The Supreme Court upheld the inclusion of engineering and technical service fees (8% of FOB value) paid to a local agent in the assessable value of imported goods under Rule 9(1)(e) of the Customs Valuation Rules, 1988. The Court ruled that such payments, being a condition of sale and linked to pre-importation services, were integral to the transaction value under Section 14 of the Customs Act, 1962. The judgment clarified that post-importation service charges are excludable, but pre-import support services directly connected to the sale attract customs duty. The appeal by Coal India was dismissed, affirming the authorities’ stance on valuation.
Facts Of The Case:
In 2000, Central Coalfields Limited (a subsidiary of Coal India) invited tenders for spare parts for P&H Shovels. M/s Harnischfeger Corporation, USA, through its Indian distributor M/s Voltas Limited, submitted a quotation requiring payment of 8% of the FOB value as engineering and technical service fees to Voltas, in addition to the FOB amount. A purchase order was issued in December 2000, specifying that 100% of the FOB value would be paid to the foreign supplier via letter of credit, while the 8% fee would be paid separately to Voltas for post-sale support services like technical assistance, customs clearance, and defect resolution.
Upon importing the goods in 2001, customs authorities provisionally assessed the consignment but later finalized the assessment by including the 8% fee in the transaction value, treating it as a condition of sale under Rule 9(1)(e) of the Customs Valuation Rules, 1988. Coal India contested this, arguing that the payment was for post-importation services and thus excludable. The Assistant Commissioner, Commissioner (Appeals), and CESTAT all ruled against Coal India, holding that the fee was intrinsically linked to the sale and pre-importation activities. The Supreme Court affirmed this view, dismissing Coal India’s appeal and confirming that such payments form part of the assessable value under Section 14 of the Customs Act, 1962.

(Box coordinate listings)
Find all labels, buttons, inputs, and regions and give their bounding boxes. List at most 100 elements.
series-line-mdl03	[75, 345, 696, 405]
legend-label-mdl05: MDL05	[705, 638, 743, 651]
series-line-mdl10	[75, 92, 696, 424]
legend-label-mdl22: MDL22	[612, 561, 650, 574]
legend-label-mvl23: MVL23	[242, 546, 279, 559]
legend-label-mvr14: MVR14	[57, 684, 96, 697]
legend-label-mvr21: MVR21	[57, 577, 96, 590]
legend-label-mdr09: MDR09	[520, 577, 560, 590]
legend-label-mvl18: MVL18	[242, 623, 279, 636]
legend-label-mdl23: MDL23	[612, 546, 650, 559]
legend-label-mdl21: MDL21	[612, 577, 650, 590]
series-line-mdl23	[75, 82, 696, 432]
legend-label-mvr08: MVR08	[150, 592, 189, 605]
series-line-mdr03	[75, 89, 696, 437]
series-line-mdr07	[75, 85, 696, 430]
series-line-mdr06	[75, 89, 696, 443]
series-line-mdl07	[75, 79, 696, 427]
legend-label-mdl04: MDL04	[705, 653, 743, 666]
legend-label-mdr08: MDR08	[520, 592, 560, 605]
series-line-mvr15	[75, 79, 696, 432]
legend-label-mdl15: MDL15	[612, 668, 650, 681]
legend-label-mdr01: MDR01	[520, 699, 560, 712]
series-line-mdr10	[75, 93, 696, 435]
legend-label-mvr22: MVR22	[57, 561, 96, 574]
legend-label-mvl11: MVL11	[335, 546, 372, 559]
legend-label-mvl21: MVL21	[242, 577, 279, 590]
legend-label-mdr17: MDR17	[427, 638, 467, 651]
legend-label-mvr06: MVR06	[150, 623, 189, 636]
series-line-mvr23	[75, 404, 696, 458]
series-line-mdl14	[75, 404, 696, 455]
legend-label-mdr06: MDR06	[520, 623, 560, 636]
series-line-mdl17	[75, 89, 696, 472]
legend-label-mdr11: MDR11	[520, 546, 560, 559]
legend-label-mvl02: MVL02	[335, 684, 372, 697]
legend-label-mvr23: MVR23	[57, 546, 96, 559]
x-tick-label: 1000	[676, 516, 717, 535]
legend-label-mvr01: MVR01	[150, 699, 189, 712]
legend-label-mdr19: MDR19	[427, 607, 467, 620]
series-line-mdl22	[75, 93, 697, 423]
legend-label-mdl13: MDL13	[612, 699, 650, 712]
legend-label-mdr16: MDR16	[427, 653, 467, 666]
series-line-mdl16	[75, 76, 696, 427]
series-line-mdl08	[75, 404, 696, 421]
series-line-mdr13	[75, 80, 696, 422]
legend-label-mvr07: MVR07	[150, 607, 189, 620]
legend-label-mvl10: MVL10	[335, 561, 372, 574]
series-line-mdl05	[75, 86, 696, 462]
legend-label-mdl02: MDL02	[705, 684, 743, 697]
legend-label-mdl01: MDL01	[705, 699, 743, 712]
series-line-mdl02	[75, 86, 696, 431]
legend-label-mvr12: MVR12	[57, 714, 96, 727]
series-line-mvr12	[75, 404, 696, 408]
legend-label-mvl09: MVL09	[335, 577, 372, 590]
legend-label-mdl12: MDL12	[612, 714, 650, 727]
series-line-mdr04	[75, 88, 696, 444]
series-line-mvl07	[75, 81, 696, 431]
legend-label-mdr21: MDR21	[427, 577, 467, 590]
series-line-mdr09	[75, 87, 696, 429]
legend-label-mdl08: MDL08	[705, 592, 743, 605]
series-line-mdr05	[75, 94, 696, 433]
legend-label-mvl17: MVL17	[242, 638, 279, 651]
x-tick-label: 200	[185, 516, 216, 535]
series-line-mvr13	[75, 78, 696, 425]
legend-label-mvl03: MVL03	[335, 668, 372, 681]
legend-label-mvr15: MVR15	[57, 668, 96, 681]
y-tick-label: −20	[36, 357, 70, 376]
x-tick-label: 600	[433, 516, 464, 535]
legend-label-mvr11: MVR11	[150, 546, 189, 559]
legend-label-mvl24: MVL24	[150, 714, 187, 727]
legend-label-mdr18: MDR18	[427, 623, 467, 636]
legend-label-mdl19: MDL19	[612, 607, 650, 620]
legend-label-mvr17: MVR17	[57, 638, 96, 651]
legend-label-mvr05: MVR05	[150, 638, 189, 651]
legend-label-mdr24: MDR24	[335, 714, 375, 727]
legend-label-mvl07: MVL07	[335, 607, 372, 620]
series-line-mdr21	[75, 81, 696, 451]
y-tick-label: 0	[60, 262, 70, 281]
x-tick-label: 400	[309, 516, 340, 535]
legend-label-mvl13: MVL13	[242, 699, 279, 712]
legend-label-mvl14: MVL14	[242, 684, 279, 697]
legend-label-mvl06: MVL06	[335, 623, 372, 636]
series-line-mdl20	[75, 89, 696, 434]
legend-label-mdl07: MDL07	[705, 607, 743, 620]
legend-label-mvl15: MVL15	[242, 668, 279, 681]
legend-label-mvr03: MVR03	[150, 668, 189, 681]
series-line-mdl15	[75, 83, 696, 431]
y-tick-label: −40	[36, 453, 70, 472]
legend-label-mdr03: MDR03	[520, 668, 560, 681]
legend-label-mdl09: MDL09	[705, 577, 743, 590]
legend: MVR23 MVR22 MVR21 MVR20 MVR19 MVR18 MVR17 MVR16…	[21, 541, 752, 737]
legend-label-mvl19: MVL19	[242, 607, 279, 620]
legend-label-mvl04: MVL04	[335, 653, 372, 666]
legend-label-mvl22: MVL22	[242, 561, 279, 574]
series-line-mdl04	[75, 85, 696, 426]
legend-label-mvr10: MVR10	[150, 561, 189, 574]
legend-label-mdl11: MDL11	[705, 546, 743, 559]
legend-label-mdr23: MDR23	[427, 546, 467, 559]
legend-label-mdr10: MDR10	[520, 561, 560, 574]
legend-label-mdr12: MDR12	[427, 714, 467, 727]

» TASK DESCRIPTION
Please name the Indian distributor that, according to the customs ruling summary, was to receive the engineering and technical service fees.

» REPLY TO THE EXERCISE
M/s Voltas Limited